Data records:
========================================================================

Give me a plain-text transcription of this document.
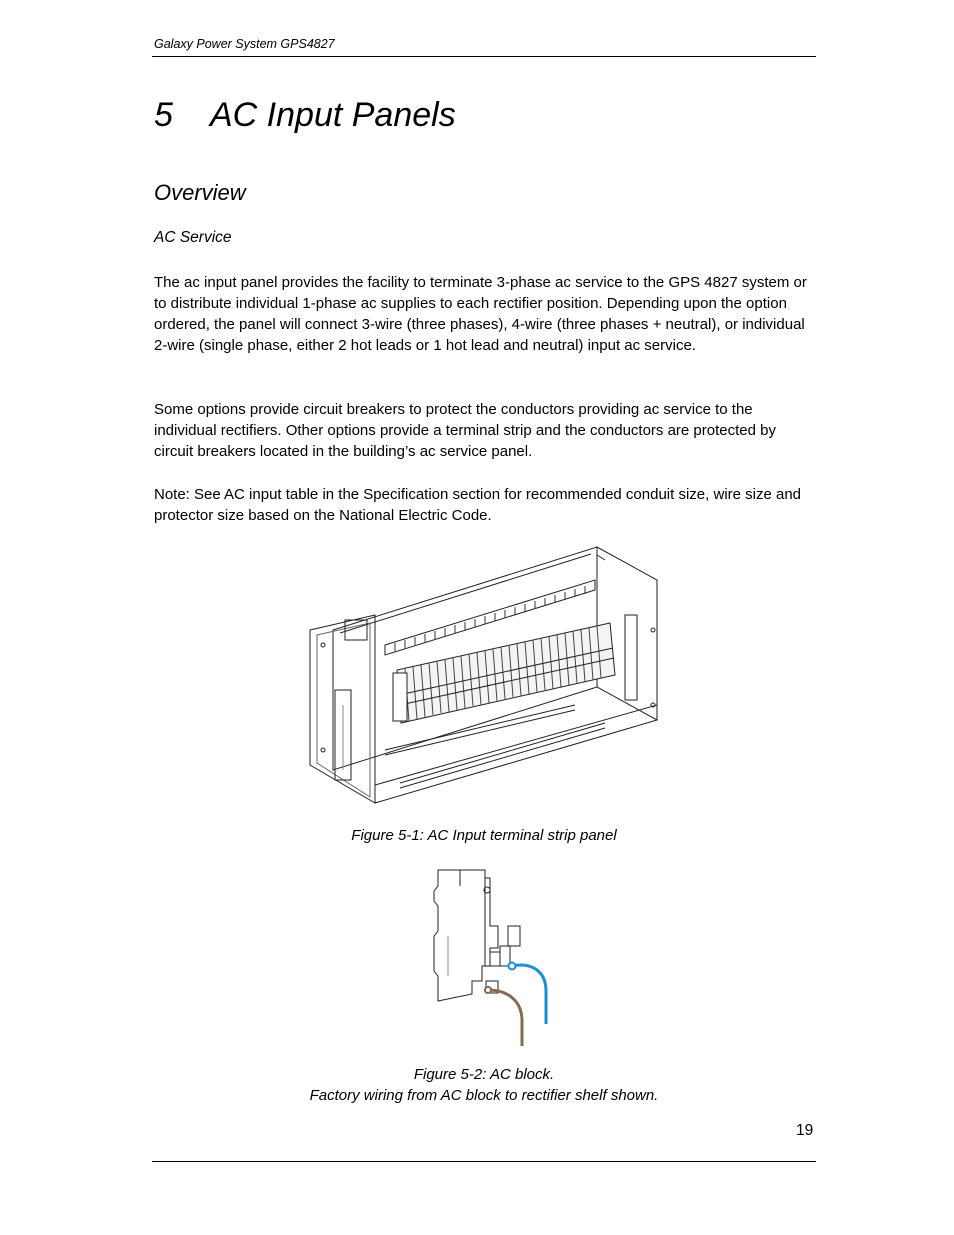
Galaxy Power System GPS4827
5 AC Input Panels
Overview
AC Service

The ac input panel provides the facility to terminate 3-phase ac service to the GPS 4827 system or to distribute individual 1-phase ac supplies to each rectifier position. Depending upon the option ordered, the panel will connect 3-wire (three phases), 4-wire (three phases + neutral), or individual 2-wire (single phase, either 2 hot leads or 1 hot lead and neutral) input ac service.

Some options provide circuit breakers to protect the conductors providing ac service to the individual rectifiers. Other options provide a terminal strip and the conductors are protected by circuit breakers located in the building’s ac service panel.

Note: See AC input table in the Specification section for recommended conduit size, wire size and protector size based on the National Electric Code.

Figure 5-1: AC Input terminal strip panel
Figure 5-2: AC block.
Factory wiring from AC block to rectifier shelf shown.
19
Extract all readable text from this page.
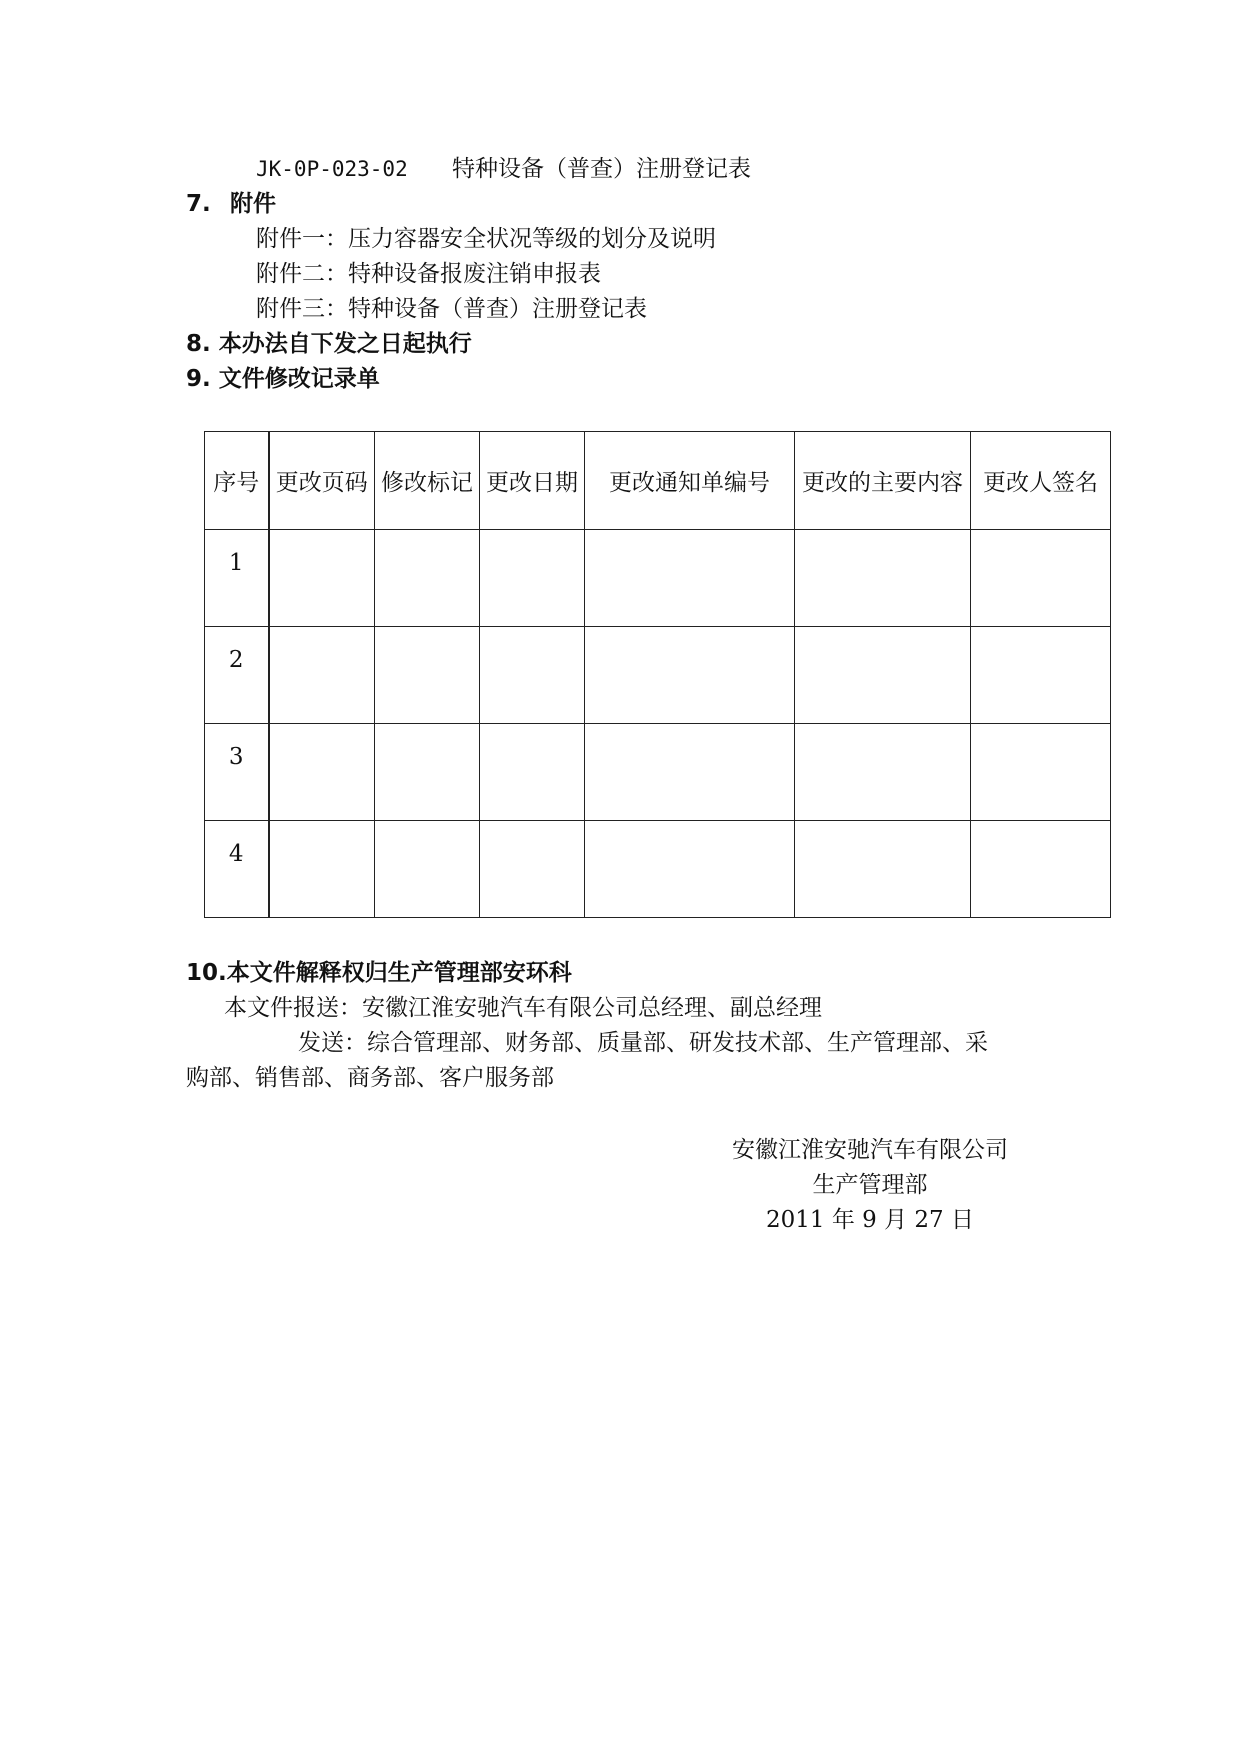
JK-0P-023-02 特种设备（普查）注册登记表
7. 附件
附件一：压力容器安全状况等级的划分及说明
附件二：特种设备报废注销申报表
附件三：特种设备（普查）注册登记表
8. 本办法自下发之日起执行
9. 文件修改记录单
序号	更改页码	修改标记	更改日期	更改通知单编号	更改的主要内容	更改人签名
1						
2						
3						
4						
10.本文件解释权归生产管理部安环科
本文件报送：安徽江淮安驰汽车有限公司总经理、副总经理
发送：综合管理部、财务部、质量部、研发技术部、生产管理部、采
购部、销售部、商务部、客户服务部
安徽江淮安驰汽车有限公司
生产管理部
2011 年 9 月 27 日
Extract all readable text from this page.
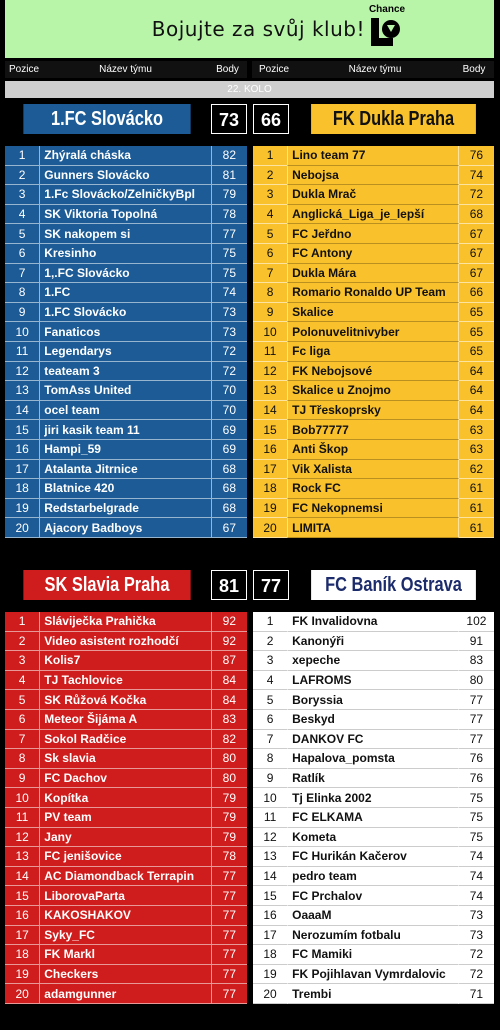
Bojujte za svůj klub!
Chance
Pozice	Název týmu	Body	Pozice	Název týmu	Body
22. KOLO
1.FC Slovácko	73
1	Zhýralá cháska	82
2	Gunners Slovácko	81
3	1.Fc Slovácko/ZelničkyBpl	79
4	SK Viktoria Topolná	78
5	SK nakopem si	77
6	Kresinho	75
7	1,.FC Slovácko	75
8	1.FC	74
9	1.FC Slovácko	73
10	Fanaticos	73
11	Legendarys	72
12	teateam 3	72
13	TomAss United	70
14	ocel team	70
15	jiri kasik team 11	69
16	Hampi_59	69
17	Atalanta Jitrnice	68
18	Blatnice 420	68
19	Redstarbelgrade	68
20	Ajacory Badboys	67
FK Dukla Praha
66
1	Lino team 77	76
2	Nebojsa	74
3	Dukla Mrač	72
4	Anglická_Liga_je_lepší	68
5	FC Jeřdno	67
6	FC Antony	67
7	Dukla Mára	67
8	Romario Ronaldo UP Team	66
9	Skalice	65
10	Polonuvelitnivyber	65
11	Fc liga	65
12	FK Nebojsové	64
13	Skalice u Znojmo	64
14	TJ Třeskoprsky	64
15	Bob77777	63
16	Anti Škop	63
17	Vik Xalista	62
18	Rock FC	61
19	FC Nekopnemsi	61
20	LIMITA	61
SK Slavia Praha	81
1	Sláviječka Prahička	92
2	Video asistent rozhodčí	92
3	Kolis7	87
4	TJ Tachlovice	84
5	SK Růžová Kočka	84
6	Meteor Šijáma A	83
7	Sokol Radčice	82
8	Sk slavia	80
9	FC Dachov	80
10	Kopítka	79
11	PV team	79
12	Jany	79
13	FC jenišovice	78
14	AC Diamondback Terrapin	77
15	LiborovaParta	77
16	KAKOSHAKOV	77
17	Syky_FC	77
18	FK Markl	77
19	Checkers	77
20	adamgunner	77
FC Baník Ostrava
77
1	FK Invalidovna	102
2	Kanonýři	91
3	xepeche	83
4	LAFROMS	80
5	Boryssia	77
6	Beskyd	77
7	DANKOV FC	77
8	Hapalova_pomsta	76
9	Ratlík	76
10	Tj Elinka 2002	75
11	FC ELKAMA	75
12	Kometa	75
13	FC Hurikán Kačerov	74
14	pedro team	74
15	FC Prchalov	74
16	OaaaM	73
17	Nerozumím fotbalu	73
18	FC Mamiki	72
19	FK Pojihlavan Vymrdalovic	72
20	Trembi	71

========================================================================

--- REQUIRED TASK ---
Each entry above should be reproduced exactly, with the pictures removed.

--- COMPLETED EXERCISE ---
Give me a plain-text transcription of this document.
Galaxy Power System GPS4827
5 AC Input Panels
Overview
AC Service

The ac input panel provides the facility to terminate 3-phase ac service to the GPS 4827 system or to distribute individual 1-phase ac supplies to each rectifier position. Depending upon the option ordered, the panel will connect 3-wire (three phases), 4-wire (three phases + neutral), or individual 2-wire (single phase, either 2 hot leads or 1 hot lead and neutral) input ac service.

Some options provide circuit breakers to protect the conductors providing ac service to the individual rectifiers. Other options provide a terminal strip and the conductors are protected by circuit breakers located in the building’s ac service panel.

Note: See AC input table in the Specification section for recommended conduit size, wire size and protector size based on the National Electric Code.

Figure 5-1: AC Input terminal strip panel
Figure 5-2: AC block.
Factory wiring from AC block to rectifier shelf shown.
19
Extract all readable text from this page.
JK-0P-023-02 特种设备（普查）注册登记表
7. 附件
附件一：压力容器安全状况等级的划分及说明
附件二：特种设备报废注销申报表
附件三：特种设备（普查）注册登记表
8. 本办法自下发之日起执行
9. 文件修改记录单
序号	更改页码	修改标记	更改日期	更改通知单编号	更改的主要内容	更改人签名
1						
2						
3						
4						
10.本文件解释权归生产管理部安环科
本文件报送：安徽江淮安驰汽车有限公司总经理、副总经理
发送：综合管理部、财务部、质量部、研发技术部、生产管理部、采
购部、销售部、商务部、客户服务部
安徽江淮安驰汽车有限公司
生产管理部
2011 年 9 月 27 日
Extract all readable text from this page.
Bojujte za svůj klub!
Chance
Pozice	Název týmu	Body	Pozice	Název týmu	Body
22. KOLO
1.FC Slovácko	73
1	Zhýralá cháska	82
2	Gunners Slovácko	81
3	1.Fc Slovácko/ZelničkyBpl	79
4	SK Viktoria Topolná	78
5	SK nakopem si	77
6	Kresinho	75
7	1,.FC Slovácko	75
8	1.FC	74
9	1.FC Slovácko	73
10	Fanaticos	73
11	Legendarys	72
12	teateam 3	72
13	TomAss United	70
14	ocel team	70
15	jiri kasik team 11	69
16	Hampi_59	69
17	Atalanta Jitrnice	68
18	Blatnice 420	68
19	Redstarbelgrade	68
20	Ajacory Badboys	67
FK Dukla Praha
66
1	Lino team 77	76
2	Nebojsa	74
3	Dukla Mrač	72
4	Anglická_Liga_je_lepší	68
5	FC Jeřdno	67
6	FC Antony	67
7	Dukla Mára	67
8	Romario Ronaldo UP Team	66
9	Skalice	65
10	Polonuvelitnivyber	65
11	Fc liga	65
12	FK Nebojsové	64
13	Skalice u Znojmo	64
14	TJ Třeskoprsky	64
15	Bob77777	63
16	Anti Škop	63
17	Vik Xalista	62
18	Rock FC	61
19	FC Nekopnemsi	61
20	LIMITA	61
SK Slavia Praha	81
1	Sláviječka Prahička	92
2	Video asistent rozhodčí	92
3	Kolis7	87
4	TJ Tachlovice	84
5	SK Růžová Kočka	84
6	Meteor Šijáma A	83
7	Sokol Radčice	82
8	Sk slavia	80
9	FC Dachov	80
10	Kopítka	79
11	PV team	79
12	Jany	79
13	FC jenišovice	78
14	AC Diamondback Terrapin	77
15	LiborovaParta	77
16	KAKOSHAKOV	77
17	Syky_FC	77
18	FK Markl	77
19	Checkers	77
20	adamgunner	77
FC Baník Ostrava
77
1	FK Invalidovna	102
2	Kanonýři	91
3	xepeche	83
4	LAFROMS	80
5	Boryssia	77
6	Beskyd	77
7	DANKOV FC	77
8	Hapalova_pomsta	76
9	Ratlík	76
10	Tj Elinka 2002	75
11	FC ELKAMA	75
12	Kometa	75
13	FC Hurikán Kačerov	74
14	pedro team	74
15	FC Prchalov	74
16	OaaaM	73
17	Nerozumím fotbalu	73
18	FC Mamiki	72
19	FK Pojihlavan Vymrdalovic	72
20	Trembi	71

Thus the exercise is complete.